- WHAT IS ASKED: Copy out all lines that carry the word "Andel".
++++++++
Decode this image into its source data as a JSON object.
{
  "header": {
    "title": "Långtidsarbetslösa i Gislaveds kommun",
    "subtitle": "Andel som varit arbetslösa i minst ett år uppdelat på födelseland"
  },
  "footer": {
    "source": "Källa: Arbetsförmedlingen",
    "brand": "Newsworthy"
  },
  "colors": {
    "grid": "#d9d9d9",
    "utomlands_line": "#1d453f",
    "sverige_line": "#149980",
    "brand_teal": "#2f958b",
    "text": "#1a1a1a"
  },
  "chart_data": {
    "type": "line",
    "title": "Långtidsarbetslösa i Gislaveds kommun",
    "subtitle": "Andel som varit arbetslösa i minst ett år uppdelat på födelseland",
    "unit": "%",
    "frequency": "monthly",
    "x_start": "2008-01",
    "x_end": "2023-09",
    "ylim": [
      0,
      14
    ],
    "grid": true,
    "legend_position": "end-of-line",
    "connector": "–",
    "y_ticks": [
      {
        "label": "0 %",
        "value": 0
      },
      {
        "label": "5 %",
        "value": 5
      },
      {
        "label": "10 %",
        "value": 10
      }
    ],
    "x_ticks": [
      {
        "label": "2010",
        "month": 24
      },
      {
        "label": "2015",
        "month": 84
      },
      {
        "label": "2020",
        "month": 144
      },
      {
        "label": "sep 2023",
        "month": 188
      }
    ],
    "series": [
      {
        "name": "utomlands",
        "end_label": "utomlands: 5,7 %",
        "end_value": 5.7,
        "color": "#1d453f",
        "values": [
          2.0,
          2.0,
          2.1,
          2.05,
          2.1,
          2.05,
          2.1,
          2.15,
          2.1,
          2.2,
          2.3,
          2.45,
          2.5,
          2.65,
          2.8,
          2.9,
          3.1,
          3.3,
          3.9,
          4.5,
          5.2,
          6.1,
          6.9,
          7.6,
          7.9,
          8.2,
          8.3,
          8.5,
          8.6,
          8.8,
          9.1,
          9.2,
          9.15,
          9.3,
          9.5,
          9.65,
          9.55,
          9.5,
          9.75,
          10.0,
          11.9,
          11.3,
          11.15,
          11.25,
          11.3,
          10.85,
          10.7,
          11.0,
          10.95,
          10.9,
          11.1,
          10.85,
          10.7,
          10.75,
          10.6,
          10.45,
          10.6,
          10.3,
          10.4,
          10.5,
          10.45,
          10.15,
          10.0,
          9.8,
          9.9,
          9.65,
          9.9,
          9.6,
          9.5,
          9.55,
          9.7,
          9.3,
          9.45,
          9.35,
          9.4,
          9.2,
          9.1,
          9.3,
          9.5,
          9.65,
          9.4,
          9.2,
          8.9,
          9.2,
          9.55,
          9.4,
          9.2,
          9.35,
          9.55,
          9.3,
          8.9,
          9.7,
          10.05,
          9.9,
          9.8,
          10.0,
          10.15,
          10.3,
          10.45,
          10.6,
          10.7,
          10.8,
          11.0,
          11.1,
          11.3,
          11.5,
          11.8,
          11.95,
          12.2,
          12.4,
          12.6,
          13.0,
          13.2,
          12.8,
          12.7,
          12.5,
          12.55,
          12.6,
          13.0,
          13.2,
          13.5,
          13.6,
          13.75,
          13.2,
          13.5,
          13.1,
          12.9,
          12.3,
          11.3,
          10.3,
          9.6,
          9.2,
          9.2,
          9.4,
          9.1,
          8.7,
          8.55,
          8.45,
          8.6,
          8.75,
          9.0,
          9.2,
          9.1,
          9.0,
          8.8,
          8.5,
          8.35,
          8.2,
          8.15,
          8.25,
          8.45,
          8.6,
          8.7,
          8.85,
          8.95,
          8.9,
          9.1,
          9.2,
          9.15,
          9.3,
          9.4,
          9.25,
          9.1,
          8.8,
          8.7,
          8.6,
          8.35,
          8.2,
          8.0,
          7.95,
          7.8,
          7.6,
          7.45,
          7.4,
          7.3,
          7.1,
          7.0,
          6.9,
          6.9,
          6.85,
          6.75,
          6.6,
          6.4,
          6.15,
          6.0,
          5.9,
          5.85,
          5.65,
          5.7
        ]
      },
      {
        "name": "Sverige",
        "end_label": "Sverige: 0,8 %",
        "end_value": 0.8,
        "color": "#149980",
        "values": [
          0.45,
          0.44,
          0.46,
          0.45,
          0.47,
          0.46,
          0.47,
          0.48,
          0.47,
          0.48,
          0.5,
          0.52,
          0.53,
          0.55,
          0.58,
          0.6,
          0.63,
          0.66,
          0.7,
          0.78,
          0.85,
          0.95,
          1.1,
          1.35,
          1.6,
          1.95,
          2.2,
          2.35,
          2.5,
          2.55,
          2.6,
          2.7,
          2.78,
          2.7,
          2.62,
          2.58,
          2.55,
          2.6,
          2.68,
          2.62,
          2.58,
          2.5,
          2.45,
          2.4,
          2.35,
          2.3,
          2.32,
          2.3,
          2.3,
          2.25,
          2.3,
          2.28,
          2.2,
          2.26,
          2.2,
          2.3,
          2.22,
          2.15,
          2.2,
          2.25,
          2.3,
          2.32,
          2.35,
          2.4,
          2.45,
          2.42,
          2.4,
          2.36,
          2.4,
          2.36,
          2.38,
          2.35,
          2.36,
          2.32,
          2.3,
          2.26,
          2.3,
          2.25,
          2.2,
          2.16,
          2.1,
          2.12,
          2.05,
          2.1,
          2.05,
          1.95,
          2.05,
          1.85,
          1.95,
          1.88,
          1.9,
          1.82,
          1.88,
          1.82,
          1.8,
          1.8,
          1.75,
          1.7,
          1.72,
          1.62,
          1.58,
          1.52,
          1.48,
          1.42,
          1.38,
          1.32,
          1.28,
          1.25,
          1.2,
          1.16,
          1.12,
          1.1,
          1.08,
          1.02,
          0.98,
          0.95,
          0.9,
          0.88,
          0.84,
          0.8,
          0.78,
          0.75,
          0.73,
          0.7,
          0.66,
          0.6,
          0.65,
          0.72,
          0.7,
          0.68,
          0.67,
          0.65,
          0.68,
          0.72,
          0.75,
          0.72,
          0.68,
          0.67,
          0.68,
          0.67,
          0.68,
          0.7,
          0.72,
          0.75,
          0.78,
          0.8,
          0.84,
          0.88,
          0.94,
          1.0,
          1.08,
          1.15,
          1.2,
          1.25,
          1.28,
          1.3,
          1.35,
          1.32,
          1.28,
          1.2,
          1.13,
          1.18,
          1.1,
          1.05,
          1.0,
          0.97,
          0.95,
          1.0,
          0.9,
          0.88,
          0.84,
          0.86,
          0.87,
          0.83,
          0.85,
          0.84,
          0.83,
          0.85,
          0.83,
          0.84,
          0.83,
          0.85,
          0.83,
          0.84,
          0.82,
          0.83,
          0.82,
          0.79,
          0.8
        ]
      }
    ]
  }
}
++++++++
- RESULT FOR THIS EXERCISE:
    "subtitle": "Andel som varit arbetslösa i minst ett år uppdelat på födelseland"
    "subtitle": "Andel som varit arbetslösa i minst ett år uppdelat på födelseland",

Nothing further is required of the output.